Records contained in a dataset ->
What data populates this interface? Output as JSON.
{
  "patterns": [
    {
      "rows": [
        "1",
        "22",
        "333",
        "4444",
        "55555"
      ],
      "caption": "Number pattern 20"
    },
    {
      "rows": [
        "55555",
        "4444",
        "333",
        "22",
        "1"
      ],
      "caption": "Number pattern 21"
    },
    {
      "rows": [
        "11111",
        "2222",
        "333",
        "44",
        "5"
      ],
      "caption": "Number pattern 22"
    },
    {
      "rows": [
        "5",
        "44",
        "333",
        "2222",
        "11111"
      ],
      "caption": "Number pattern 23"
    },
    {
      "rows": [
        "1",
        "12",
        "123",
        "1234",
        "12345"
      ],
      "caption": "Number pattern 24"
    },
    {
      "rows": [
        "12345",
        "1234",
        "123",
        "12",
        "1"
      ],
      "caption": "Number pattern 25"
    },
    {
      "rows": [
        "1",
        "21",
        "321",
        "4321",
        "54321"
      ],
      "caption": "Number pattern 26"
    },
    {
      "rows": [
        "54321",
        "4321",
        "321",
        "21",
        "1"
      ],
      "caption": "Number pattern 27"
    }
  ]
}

Requirements ->
Count the lines in the entries that hold the word "caption", and give nothing but the total.

Full output ->
8